Answer with one number only: the number of lines that include the word "vain".

>> BEGIN DATA LISTING

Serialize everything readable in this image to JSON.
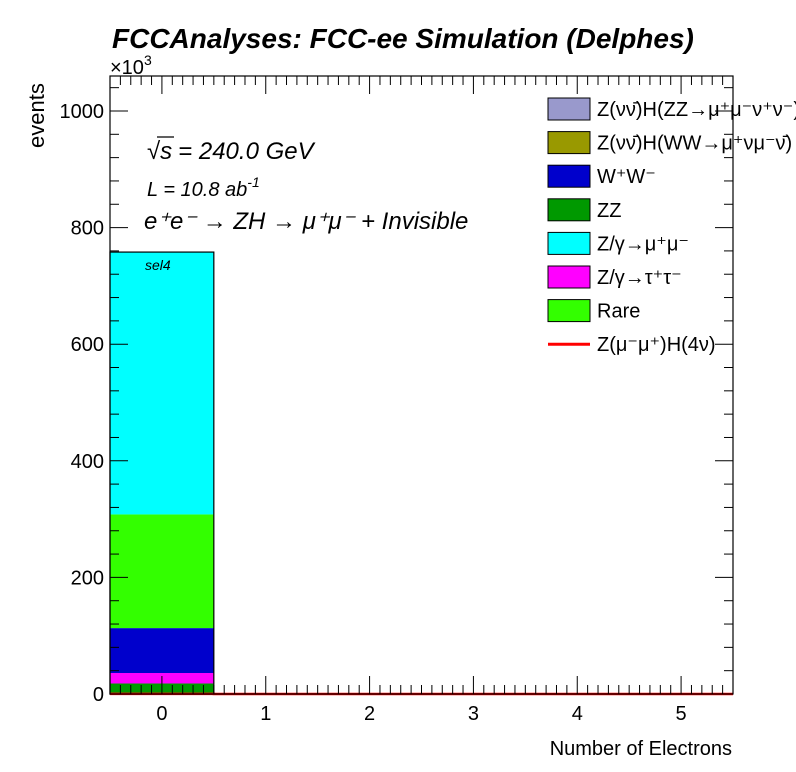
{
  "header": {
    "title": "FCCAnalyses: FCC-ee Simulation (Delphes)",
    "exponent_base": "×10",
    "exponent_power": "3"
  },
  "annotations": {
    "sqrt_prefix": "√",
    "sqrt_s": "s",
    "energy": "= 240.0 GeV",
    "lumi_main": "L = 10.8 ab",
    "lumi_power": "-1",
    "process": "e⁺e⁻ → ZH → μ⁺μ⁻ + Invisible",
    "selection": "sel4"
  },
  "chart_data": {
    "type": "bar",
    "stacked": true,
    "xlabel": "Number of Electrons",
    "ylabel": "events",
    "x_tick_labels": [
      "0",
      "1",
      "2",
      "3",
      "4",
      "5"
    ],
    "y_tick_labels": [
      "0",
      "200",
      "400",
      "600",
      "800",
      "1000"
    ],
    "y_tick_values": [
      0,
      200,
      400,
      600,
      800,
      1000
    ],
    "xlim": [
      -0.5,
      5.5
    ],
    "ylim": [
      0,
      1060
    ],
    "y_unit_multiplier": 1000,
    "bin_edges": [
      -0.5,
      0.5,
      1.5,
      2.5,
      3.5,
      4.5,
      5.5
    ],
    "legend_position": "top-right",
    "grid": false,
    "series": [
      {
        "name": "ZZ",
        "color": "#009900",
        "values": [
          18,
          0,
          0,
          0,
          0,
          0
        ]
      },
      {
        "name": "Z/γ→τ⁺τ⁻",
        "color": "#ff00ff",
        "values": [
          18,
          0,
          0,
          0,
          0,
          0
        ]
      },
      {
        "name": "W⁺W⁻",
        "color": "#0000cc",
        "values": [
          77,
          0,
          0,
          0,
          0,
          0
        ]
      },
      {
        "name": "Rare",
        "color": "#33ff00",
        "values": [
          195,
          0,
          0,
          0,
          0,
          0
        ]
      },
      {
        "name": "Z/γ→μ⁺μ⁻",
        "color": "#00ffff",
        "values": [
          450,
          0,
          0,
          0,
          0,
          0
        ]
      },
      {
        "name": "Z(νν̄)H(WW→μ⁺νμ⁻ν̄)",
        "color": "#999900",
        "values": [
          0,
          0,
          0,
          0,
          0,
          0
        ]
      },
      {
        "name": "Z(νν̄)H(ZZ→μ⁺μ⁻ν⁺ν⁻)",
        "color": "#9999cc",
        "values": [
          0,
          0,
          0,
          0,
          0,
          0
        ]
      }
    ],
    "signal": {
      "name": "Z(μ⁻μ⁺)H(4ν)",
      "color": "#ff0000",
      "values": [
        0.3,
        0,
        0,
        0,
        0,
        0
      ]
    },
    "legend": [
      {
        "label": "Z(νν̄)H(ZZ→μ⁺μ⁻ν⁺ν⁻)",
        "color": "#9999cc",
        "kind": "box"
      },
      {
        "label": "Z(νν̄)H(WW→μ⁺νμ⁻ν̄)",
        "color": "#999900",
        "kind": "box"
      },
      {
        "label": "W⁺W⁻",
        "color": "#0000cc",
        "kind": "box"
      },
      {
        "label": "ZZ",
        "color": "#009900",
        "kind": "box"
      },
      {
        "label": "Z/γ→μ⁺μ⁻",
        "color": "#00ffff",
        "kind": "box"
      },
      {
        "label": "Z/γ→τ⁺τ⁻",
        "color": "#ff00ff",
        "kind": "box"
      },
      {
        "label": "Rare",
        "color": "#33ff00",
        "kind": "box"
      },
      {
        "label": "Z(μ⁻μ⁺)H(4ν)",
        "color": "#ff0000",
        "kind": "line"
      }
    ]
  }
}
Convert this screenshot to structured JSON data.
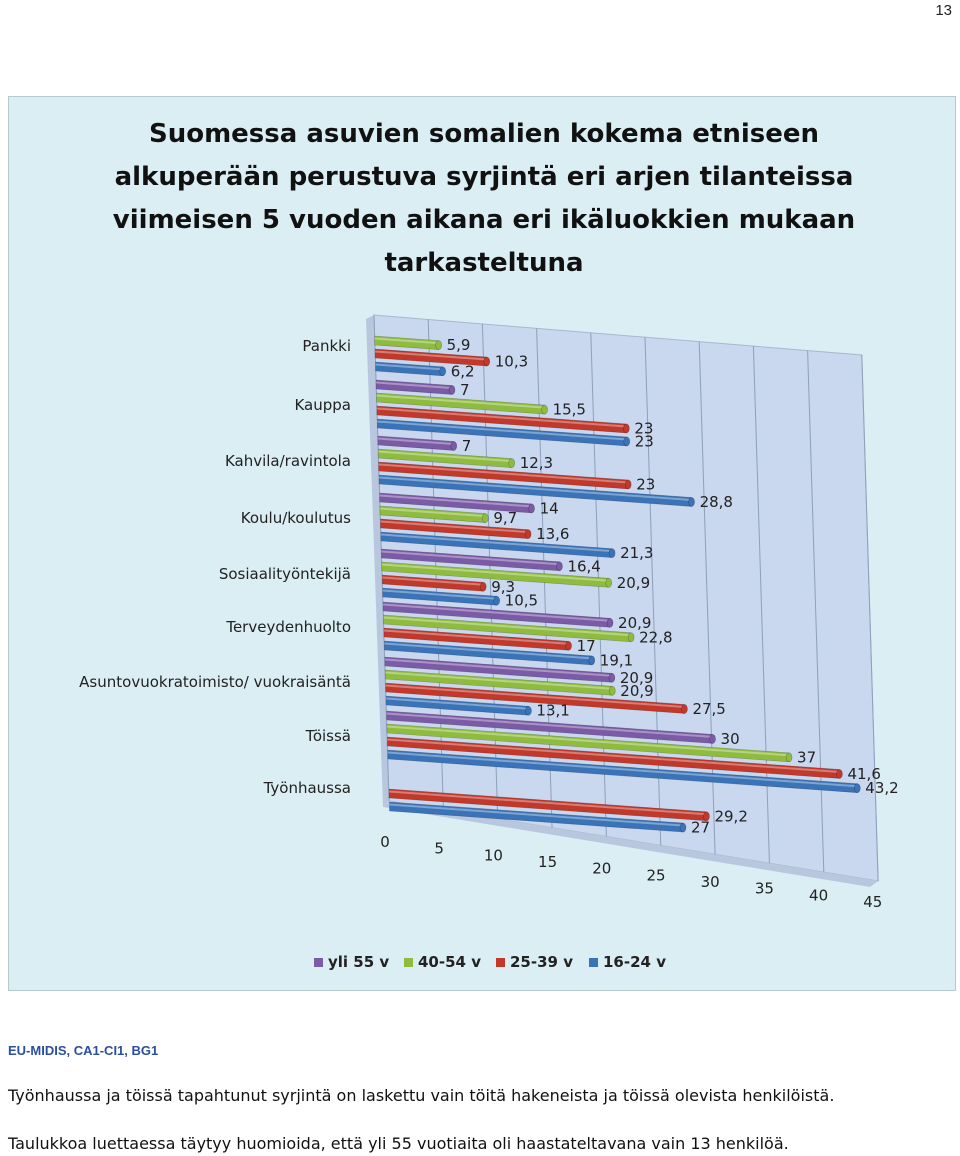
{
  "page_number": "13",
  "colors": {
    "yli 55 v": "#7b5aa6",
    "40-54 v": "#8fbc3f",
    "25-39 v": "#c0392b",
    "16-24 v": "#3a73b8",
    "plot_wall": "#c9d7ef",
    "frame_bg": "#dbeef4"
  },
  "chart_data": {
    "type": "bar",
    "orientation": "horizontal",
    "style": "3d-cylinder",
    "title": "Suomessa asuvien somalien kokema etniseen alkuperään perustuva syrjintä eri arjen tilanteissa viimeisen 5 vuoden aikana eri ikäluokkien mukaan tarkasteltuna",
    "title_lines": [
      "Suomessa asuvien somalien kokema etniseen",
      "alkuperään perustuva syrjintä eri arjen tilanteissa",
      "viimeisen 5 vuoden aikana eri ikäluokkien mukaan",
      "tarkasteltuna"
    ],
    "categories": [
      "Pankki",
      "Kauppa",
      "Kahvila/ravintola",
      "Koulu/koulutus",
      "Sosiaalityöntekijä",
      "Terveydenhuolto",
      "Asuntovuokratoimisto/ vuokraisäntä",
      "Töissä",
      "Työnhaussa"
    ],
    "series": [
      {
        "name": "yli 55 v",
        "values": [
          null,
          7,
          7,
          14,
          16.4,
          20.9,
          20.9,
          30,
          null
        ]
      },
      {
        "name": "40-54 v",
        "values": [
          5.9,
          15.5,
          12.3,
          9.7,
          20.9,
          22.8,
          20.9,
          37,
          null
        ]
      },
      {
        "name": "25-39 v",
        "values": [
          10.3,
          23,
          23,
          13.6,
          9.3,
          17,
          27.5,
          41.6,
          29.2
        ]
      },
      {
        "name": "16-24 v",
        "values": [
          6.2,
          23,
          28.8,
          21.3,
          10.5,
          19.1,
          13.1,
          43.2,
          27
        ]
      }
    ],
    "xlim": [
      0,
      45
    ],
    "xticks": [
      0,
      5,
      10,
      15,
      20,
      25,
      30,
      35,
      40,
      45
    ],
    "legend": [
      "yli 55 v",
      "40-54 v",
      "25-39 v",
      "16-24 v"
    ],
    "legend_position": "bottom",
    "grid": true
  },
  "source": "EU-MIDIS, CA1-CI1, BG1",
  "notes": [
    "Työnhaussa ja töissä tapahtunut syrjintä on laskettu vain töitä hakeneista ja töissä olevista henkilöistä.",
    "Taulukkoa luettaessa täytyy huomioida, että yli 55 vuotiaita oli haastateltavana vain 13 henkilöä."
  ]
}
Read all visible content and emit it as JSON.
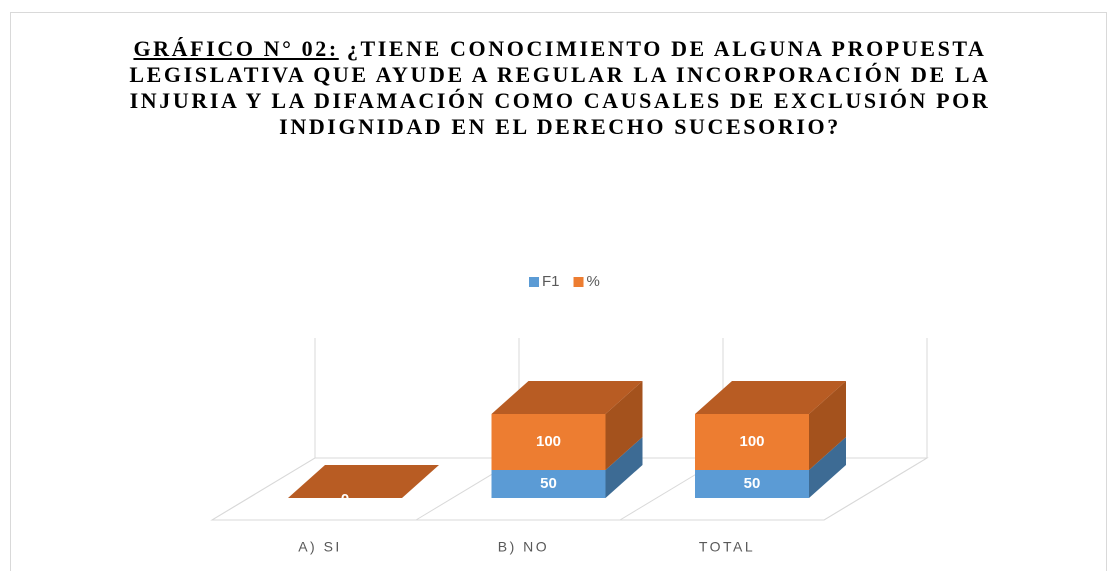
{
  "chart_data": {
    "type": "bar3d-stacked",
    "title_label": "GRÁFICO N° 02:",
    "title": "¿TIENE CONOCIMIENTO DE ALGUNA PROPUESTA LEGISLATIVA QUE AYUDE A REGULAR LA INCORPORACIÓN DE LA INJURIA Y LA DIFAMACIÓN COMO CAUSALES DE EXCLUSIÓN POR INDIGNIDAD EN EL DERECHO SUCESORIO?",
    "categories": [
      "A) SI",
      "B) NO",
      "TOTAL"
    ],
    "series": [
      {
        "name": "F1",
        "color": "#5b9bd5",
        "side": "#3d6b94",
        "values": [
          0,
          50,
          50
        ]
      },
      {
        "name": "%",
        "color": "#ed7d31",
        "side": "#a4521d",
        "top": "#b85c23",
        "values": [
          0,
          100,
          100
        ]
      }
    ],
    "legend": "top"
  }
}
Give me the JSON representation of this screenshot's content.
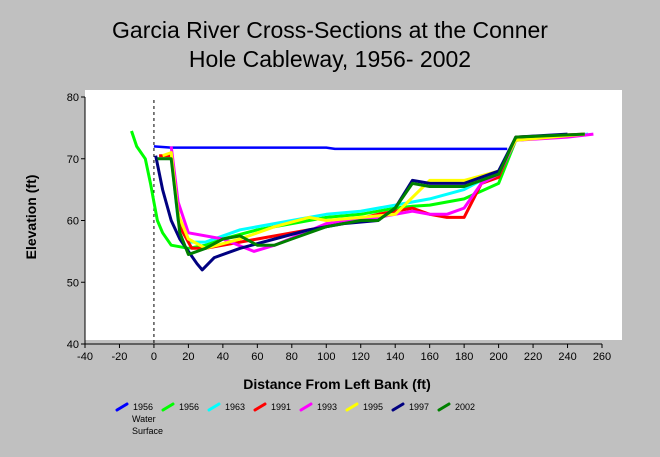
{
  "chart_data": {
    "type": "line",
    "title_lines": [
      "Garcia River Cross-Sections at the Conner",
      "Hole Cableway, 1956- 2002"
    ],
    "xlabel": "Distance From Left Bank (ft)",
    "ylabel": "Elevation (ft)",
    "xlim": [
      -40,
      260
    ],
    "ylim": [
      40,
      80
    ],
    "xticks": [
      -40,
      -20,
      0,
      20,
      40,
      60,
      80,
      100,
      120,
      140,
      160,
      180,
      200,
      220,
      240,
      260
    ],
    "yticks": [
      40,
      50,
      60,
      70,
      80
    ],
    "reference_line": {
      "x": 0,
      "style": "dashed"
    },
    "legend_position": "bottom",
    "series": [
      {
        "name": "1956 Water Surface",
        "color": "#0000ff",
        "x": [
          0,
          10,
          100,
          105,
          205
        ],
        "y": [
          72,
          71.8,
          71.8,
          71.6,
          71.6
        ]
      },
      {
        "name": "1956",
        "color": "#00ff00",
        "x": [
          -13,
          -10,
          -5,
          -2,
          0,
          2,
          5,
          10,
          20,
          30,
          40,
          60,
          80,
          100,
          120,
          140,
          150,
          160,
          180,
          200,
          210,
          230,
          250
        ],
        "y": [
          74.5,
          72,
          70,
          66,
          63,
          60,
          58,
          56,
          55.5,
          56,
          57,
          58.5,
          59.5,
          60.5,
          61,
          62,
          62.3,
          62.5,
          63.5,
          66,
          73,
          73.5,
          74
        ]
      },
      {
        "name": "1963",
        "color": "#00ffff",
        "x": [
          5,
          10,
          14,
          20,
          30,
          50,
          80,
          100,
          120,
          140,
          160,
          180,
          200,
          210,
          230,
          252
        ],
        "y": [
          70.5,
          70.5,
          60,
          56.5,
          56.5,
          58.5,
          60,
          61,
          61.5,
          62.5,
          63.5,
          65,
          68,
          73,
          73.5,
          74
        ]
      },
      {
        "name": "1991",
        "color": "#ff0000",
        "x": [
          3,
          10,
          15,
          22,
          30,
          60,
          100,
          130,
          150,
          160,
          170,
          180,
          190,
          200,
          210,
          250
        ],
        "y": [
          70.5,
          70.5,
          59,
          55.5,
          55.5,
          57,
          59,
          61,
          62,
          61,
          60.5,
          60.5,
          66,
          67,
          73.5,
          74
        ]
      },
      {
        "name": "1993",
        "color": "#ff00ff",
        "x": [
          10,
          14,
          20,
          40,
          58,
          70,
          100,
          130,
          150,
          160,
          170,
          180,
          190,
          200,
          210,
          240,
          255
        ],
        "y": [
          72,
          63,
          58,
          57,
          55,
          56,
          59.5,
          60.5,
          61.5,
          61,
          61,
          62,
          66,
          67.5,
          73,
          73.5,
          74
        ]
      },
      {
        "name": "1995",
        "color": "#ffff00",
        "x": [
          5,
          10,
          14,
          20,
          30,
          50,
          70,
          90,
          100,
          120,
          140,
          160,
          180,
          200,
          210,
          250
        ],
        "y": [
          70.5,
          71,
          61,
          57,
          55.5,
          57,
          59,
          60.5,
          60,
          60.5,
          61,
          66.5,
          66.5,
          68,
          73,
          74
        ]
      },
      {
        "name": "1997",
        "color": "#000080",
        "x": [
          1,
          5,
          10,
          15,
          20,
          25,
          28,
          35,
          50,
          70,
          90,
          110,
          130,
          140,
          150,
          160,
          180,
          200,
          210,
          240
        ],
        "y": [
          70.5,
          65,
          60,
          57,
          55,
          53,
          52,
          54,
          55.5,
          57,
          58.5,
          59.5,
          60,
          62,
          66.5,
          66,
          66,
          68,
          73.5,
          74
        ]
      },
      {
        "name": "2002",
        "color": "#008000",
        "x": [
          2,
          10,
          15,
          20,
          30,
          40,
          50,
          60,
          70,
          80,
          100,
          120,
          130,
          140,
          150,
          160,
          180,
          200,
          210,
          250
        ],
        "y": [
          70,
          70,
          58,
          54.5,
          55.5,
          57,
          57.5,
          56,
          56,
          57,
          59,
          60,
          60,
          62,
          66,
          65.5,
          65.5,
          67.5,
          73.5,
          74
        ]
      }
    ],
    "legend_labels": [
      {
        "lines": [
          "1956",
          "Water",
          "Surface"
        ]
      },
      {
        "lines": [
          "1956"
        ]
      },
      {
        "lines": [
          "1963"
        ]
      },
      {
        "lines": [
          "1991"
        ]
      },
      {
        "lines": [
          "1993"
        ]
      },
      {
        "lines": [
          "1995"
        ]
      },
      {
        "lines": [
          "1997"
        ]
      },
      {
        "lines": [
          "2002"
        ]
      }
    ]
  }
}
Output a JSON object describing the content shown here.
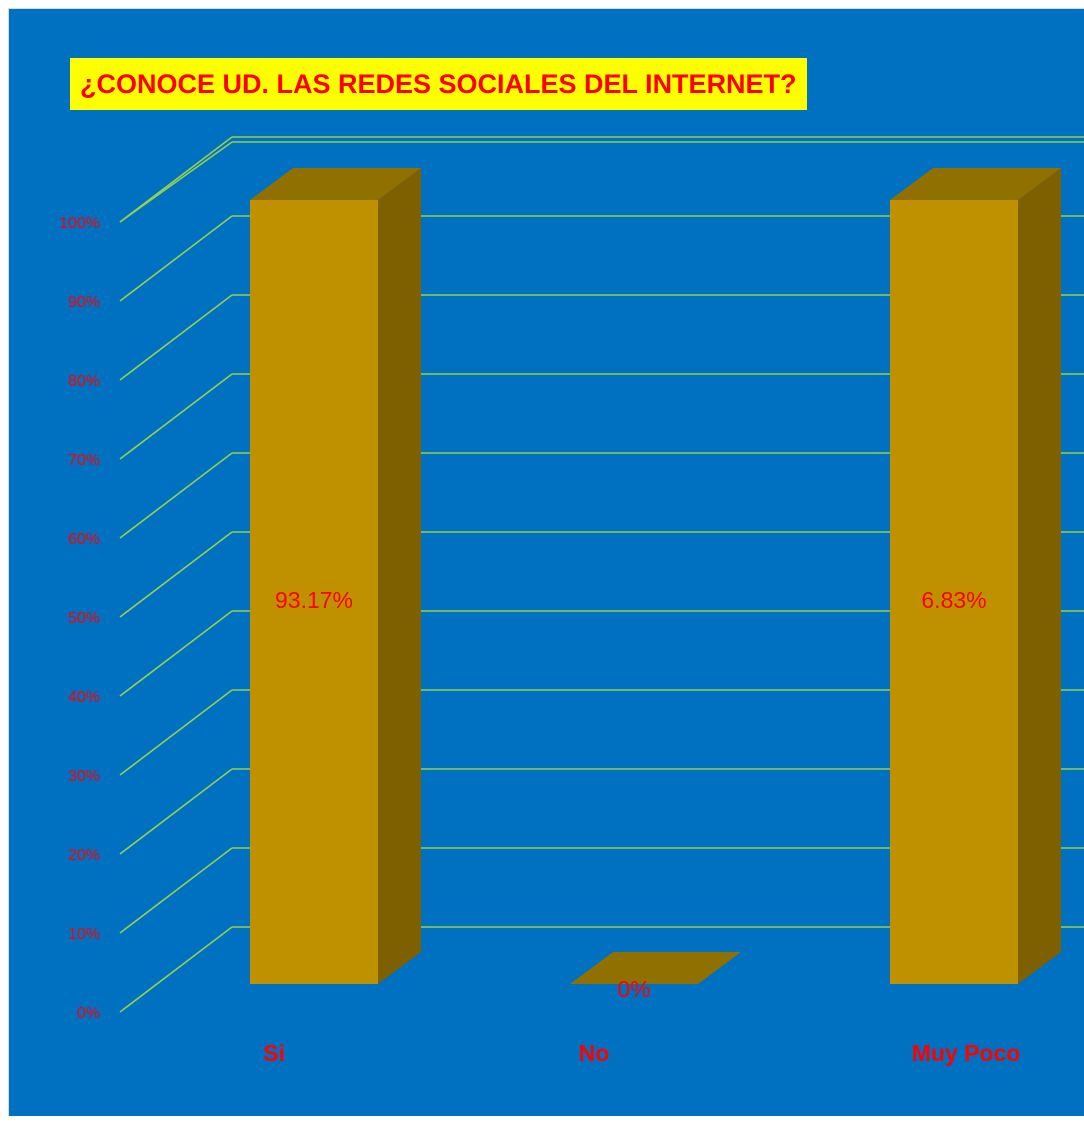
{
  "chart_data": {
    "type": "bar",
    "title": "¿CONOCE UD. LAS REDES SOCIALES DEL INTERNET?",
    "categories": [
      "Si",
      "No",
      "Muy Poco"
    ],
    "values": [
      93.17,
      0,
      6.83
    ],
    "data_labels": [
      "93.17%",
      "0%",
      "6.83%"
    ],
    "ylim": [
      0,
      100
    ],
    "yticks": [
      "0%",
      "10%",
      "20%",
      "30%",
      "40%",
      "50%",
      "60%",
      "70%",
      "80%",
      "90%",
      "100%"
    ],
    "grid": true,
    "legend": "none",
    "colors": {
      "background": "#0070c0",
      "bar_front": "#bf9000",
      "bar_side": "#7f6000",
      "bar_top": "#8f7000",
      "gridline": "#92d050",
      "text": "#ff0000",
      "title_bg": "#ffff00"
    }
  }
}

>> END DATA LISTING

* EXERCISE ANSWER *
2